--- Start of Supplied passage ---

The depletion of resources on land together with the increase in resource demand and the parallel development in technologies for deep sea exploration have brought the issue of deep-sea mining to the forefront of political, industrial and scientific debate.
Shallow submarine mining is already a reality in coastal areas, such as the De Beers Marine diamond mining operation in Namibia, in depths up to 150 metres. The current challenge is to move these operations to the deep sea, which contains vast resources of minerals, including manganese, iron, nickel, copper, cobalt, rare earths and gold, often associated with areas of volcanic activity. Whereas nations are sovereign to regulate seabed mining within their economic exclusive zones, the access to resources in the seabed and ocean floor beyond these national jurisdiction waters, referred in United Nation Convention on the Law of the Sea (UNCLOS) as “the Area”, is organized and controlled by the autonomous international organization called “International Seabed Authority” initially established under UNCLOS.
To date, the International Seabed Authority has entered into seventeen 15-year contracts for exploration for polymetallic nodules and polymetallic sulphides in the deep seabed with thirteen contractors. Eleven of these contracts are for exploration for polymetallic nodules in the Clarion Clipperton Fracture Zone in the Pacific, with two contracts for exploration for polymetallic sulphides in the South West Indian Ridge and the Mid Atlantic Ridge.

--- End of Supplied passage ---
--- Start of Material provided ---

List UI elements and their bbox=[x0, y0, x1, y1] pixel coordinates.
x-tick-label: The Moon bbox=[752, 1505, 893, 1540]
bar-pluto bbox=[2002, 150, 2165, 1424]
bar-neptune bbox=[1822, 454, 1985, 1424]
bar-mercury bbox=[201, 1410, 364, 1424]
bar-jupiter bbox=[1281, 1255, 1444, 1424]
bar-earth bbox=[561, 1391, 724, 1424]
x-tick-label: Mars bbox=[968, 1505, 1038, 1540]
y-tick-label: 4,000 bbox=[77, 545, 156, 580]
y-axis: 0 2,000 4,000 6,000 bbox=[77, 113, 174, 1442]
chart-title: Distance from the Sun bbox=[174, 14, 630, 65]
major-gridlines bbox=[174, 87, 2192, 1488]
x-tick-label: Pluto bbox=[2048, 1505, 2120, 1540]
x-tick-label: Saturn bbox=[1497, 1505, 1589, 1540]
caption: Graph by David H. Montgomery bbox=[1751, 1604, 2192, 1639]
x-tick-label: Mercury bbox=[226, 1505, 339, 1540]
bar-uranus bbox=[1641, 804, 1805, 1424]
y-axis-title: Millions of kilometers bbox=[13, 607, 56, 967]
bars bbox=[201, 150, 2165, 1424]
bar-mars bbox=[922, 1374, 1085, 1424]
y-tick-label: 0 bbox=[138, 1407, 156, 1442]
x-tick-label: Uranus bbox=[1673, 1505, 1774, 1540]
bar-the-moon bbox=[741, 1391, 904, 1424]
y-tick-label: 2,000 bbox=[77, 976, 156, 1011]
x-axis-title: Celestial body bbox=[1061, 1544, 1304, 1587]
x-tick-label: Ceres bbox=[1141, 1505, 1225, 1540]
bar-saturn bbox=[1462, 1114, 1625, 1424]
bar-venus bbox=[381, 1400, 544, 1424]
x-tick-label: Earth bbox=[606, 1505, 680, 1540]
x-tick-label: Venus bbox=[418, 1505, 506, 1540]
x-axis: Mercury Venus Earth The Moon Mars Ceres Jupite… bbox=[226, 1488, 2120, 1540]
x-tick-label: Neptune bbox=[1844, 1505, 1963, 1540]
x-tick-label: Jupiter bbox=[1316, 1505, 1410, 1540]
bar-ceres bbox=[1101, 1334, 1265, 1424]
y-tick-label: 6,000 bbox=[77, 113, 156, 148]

--- End of Material provided ---

**Challenges:**
1. Turn the records, from their first line through the line containing "y-tick-label: 2,000 bbox=[77, 976, 156, 1011]", into a JSON list of strings with one string per line, leaving out blank lines.
2. Carry on the text on deep-sea mining from its last sentence.

**Exercise results:**
1.
[
  "List UI elements and their bbox=[x0, y0, x1, y1] pixel coordinates.",
  "x-tick-label: The Moon bbox=[752, 1505, 893, 1540]",
  "bar-pluto bbox=[2002, 150, 2165, 1424]",
  "bar-neptune bbox=[1822, 454, 1985, 1424]",
  "bar-mercury bbox=[201, 1410, 364, 1424]",
  "bar-jupiter bbox=[1281, 1255, 1444, 1424]",
  "bar-earth bbox=[561, 1391, 724, 1424]",
  "x-tick-label: Mars bbox=[968, 1505, 1038, 1540]",
  "y-tick-label: 4,000 bbox=[77, 545, 156, 580]",
  "y-axis: 0 2,000 4,000 6,000 bbox=[77, 113, 174, 1442]",
  "chart-title: Distance from the Sun bbox=[174, 14, 630, 65]",
  "major-gridlines bbox=[174, 87, 2192, 1488]",
  "x-tick-label: Pluto bbox=[2048, 1505, 2120, 1540]",
  "x-tick-label: Saturn bbox=[1497, 1505, 1589, 1540]",
  "caption: Graph by David H. Montgomery bbox=[1751, 1604, 2192, 1639]",
  "x-tick-label: Mercury bbox=[226, 1505, 339, 1540]",
  "bar-uranus bbox=[1641, 804, 1805, 1424]",
  "y-axis-title: Millions of kilometers bbox=[13, 607, 56, 967]",
  "bars bbox=[201, 150, 2165, 1424]",
  "bar-mars bbox=[922, 1374, 1085, 1424]",
  "y-tick-label: 0 bbox=[138, 1407, 156, 1442]",
  "x-tick-label: Uranus bbox=[1673, 1505, 1774, 1540]",
  "bar-the-moon bbox=[741, 1391, 904, 1424]",
  "y-tick-label: 2,000 bbox=[77, 976, 156, 1011]"
]

2.
These contracts allow the contractors to explore specified parts of the deep oceans outside national jurisdiction, giving each contractor the exclusive right to explore an initial area of up to 150,000 km2. Russia, China, Korea, Germany and and France are the nations involved in most of these contracts, which include contracts for small nations, such as Nauru, Kiribati and Tonga, whom would likely open them up to tender by international companies.
Indeed, at a summit on Deep-Sea Mining in London two months ago Mark Brown, Minister of Minerals and Natural Resources of the Cook Islands, announced that the Cook Islands is embracing deep-sea mining as a pathway to multiply the country’s gross domestic product by up to 100 fold, as they assessed that the Cook Islands’ 2 million Km2 exclusive economic zone contains 10 billion tons of manganese nodules, which contain manganese, nickel, copper, cobalt and rare earth minerals used in electronics. Negotiations are under way between the Cook Islands and companies in the UK, China, Korea, Japan and Norway, towards granting the first tenders within a year.
These facts suggest that we may soon face and underwater gold rush, but in most citizen’s minds deep-sea mining is still something for sci-fic movies. Much to the contrary, the technology for deep-sea mining is not something of the future but it is largely existing. A deep-sea mining operation consists of a mining support platform or vessel; a launch and recovery system; a crawler with a mining head, centrifugal pump and vertical transport system; and electrical, control, instrumentation and visualization systems. Companies such as Lockheed Martin, Soil Machine Dynamics, IHC Mining and Bauer or Nautilus Minerals are developing vehicles for deep-sea mining, pledging they are in the position to readily develop techniques to operate down to 5,000 metre depth. Indeed, the submarine vehicles required are already in existence and their operations are described in compelling animations.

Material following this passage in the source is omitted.